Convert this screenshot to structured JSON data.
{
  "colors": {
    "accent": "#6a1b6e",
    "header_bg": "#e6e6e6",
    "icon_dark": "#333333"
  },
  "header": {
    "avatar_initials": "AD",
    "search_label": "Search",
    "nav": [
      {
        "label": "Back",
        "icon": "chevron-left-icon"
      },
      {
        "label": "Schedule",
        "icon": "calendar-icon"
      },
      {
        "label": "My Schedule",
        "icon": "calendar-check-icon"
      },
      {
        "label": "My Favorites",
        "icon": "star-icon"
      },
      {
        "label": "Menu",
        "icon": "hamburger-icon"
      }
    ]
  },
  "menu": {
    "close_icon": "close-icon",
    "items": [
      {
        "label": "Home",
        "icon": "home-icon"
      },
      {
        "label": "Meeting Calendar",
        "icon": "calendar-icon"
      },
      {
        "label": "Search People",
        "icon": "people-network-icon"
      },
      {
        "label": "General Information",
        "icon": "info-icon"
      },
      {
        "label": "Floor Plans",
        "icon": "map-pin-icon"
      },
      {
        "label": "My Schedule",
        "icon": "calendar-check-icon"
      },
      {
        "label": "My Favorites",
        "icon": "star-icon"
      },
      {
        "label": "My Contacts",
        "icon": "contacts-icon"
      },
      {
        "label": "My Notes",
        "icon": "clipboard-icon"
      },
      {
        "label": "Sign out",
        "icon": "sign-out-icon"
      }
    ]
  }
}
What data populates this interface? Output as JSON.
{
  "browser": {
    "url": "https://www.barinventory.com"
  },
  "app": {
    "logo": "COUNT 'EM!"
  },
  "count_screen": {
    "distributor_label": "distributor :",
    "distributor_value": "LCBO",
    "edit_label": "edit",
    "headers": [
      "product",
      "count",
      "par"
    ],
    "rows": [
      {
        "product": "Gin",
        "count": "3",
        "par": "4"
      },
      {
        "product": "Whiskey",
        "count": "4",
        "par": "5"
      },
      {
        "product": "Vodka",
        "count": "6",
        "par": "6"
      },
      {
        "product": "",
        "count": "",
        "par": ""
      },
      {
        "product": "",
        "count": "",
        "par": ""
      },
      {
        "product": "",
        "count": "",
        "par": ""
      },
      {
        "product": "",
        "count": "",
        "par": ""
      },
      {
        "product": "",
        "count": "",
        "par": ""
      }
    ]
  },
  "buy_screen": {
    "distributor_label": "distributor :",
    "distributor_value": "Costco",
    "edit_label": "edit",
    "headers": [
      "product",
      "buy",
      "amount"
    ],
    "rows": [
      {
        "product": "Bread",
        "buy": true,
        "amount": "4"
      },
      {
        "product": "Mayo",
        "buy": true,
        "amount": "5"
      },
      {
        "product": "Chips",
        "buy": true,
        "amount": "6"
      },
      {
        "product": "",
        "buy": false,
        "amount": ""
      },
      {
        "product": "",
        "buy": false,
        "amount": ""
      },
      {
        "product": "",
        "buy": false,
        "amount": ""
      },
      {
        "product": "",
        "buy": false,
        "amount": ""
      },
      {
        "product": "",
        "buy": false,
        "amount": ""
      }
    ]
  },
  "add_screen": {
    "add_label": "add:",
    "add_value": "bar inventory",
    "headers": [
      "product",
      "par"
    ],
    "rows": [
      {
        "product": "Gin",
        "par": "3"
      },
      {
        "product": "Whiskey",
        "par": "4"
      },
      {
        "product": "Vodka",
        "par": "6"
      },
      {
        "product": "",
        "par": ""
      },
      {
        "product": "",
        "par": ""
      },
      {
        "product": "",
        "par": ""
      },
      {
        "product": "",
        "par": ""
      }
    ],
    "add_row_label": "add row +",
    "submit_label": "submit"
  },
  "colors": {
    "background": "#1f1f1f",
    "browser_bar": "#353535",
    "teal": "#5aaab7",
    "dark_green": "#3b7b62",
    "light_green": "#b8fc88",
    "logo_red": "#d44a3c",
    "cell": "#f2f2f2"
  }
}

________________________

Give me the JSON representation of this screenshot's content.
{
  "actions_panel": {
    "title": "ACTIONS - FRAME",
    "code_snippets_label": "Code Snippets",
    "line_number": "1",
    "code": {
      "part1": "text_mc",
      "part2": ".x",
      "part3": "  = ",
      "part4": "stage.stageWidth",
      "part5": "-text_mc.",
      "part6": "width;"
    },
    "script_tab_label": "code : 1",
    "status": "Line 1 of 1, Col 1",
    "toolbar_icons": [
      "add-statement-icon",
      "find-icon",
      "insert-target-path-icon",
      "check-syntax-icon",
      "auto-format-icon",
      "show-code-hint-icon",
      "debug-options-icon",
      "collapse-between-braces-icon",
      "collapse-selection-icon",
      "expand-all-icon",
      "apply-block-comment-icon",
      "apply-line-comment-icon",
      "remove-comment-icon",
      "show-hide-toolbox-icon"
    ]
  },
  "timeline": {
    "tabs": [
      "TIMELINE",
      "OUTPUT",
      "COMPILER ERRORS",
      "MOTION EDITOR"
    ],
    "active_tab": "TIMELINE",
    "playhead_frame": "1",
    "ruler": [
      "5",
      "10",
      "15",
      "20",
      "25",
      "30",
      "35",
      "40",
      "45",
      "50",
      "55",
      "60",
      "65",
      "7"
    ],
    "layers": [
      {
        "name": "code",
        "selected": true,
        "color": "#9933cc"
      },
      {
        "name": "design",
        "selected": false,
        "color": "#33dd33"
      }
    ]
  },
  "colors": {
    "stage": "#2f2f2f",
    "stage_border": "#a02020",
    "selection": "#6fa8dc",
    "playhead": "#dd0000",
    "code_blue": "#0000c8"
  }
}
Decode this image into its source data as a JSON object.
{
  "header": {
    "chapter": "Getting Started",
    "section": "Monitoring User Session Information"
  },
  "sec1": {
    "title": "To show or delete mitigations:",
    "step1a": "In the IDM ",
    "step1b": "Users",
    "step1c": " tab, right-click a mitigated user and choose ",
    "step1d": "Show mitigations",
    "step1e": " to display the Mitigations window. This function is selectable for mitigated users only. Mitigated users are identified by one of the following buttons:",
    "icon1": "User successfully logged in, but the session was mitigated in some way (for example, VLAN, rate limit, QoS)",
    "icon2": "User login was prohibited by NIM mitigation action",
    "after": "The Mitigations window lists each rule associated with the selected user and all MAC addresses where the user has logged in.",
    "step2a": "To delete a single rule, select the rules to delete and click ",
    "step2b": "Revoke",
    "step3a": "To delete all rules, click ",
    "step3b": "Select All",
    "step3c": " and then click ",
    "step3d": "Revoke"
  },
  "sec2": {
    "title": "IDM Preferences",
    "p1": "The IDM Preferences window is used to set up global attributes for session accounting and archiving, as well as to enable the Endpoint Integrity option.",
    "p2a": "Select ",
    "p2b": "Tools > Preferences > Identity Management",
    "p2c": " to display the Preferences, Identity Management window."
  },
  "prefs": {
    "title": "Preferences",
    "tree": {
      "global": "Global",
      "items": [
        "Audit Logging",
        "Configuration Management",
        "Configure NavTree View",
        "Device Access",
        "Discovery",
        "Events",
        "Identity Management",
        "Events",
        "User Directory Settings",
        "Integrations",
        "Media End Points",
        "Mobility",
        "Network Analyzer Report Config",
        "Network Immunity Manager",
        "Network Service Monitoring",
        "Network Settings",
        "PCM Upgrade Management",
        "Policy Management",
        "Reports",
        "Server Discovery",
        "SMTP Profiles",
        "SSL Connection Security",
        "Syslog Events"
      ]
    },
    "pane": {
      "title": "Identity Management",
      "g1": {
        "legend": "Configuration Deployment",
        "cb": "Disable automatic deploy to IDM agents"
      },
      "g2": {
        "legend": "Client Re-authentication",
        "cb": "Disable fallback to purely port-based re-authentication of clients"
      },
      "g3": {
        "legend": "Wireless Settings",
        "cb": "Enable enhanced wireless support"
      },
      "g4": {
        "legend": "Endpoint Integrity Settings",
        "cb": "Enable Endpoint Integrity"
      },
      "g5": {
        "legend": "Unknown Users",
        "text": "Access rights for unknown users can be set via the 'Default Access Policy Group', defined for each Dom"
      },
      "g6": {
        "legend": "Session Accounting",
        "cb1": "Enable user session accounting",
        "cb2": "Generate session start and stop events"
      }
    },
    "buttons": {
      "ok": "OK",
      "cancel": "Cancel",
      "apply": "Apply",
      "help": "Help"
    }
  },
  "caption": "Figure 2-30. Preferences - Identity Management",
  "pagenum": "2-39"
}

________________________

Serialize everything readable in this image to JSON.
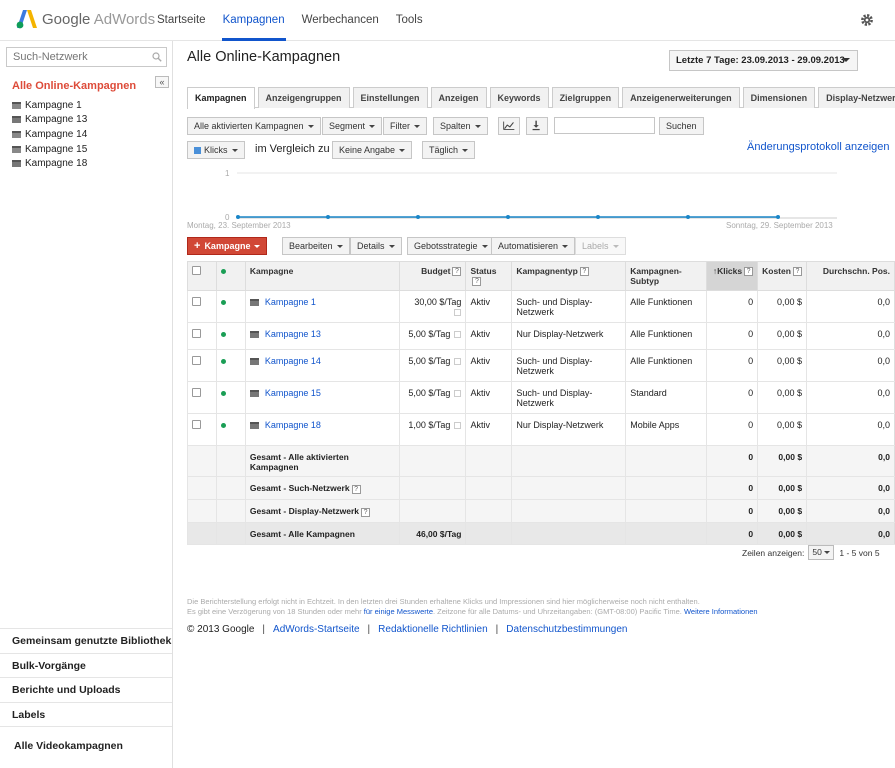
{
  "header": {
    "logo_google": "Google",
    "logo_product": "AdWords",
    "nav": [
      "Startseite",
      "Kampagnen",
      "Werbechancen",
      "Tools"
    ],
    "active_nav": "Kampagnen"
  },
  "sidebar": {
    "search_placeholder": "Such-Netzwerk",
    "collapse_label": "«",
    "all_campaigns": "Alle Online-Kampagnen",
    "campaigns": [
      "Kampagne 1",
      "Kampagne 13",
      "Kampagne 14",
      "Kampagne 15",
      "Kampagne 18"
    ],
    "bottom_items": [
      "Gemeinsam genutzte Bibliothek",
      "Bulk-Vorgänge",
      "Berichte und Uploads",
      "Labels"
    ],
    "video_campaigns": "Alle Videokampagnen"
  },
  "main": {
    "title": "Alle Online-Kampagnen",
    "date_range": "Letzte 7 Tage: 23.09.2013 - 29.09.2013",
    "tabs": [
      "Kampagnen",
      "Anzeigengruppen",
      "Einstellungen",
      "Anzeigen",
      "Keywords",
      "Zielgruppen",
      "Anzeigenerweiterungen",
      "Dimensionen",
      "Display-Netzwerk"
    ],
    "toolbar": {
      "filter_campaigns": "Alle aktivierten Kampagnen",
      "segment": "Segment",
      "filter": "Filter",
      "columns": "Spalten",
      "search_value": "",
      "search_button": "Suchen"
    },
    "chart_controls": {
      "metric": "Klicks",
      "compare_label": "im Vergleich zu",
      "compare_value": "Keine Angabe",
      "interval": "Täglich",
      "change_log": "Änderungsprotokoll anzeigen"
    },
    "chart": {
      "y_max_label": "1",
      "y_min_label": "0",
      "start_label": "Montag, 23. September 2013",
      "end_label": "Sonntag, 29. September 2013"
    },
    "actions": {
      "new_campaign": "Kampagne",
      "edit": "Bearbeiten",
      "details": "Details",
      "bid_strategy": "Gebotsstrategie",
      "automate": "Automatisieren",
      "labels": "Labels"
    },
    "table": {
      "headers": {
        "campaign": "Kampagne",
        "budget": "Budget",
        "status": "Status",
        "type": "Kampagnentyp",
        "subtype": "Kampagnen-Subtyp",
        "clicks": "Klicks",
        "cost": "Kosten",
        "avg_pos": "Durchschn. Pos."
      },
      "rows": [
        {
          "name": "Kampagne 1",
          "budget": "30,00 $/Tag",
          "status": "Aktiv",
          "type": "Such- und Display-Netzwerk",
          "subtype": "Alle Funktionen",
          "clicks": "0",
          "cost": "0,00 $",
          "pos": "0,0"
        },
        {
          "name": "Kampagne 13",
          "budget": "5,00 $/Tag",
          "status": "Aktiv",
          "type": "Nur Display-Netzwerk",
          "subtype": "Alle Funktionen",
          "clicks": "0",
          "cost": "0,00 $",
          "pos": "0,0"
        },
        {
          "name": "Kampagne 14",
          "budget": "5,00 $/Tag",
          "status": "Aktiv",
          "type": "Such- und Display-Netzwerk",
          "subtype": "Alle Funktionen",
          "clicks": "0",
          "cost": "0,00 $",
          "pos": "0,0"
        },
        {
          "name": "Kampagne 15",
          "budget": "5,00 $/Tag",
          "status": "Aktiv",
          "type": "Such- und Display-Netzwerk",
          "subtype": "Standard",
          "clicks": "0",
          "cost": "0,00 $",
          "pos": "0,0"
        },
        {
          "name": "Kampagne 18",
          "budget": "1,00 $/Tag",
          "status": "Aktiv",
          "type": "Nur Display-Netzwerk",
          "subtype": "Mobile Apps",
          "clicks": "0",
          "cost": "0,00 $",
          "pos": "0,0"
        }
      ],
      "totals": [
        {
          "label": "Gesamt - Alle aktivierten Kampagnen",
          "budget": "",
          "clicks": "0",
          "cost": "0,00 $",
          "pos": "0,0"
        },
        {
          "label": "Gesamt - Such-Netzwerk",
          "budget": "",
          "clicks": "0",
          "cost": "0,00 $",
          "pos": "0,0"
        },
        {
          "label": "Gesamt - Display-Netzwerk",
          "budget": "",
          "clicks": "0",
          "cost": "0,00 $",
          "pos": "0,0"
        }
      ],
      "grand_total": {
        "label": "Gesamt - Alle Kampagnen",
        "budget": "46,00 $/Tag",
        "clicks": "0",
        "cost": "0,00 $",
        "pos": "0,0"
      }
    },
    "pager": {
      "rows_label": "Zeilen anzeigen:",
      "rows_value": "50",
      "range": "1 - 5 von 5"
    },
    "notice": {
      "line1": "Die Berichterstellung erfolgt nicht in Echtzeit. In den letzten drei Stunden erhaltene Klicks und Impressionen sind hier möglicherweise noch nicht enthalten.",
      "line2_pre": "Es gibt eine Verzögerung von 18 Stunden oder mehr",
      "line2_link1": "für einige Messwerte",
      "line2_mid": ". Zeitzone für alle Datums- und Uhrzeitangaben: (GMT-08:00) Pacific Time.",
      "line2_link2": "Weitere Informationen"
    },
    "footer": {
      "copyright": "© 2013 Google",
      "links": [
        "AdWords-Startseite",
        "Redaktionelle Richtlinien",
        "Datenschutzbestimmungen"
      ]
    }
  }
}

________________________

*The task:* Each line that holds the word "Tools" is to be copied.

*Final result:*
    "p2b": "Tools > Preferences > Identity Management",
      "Tools"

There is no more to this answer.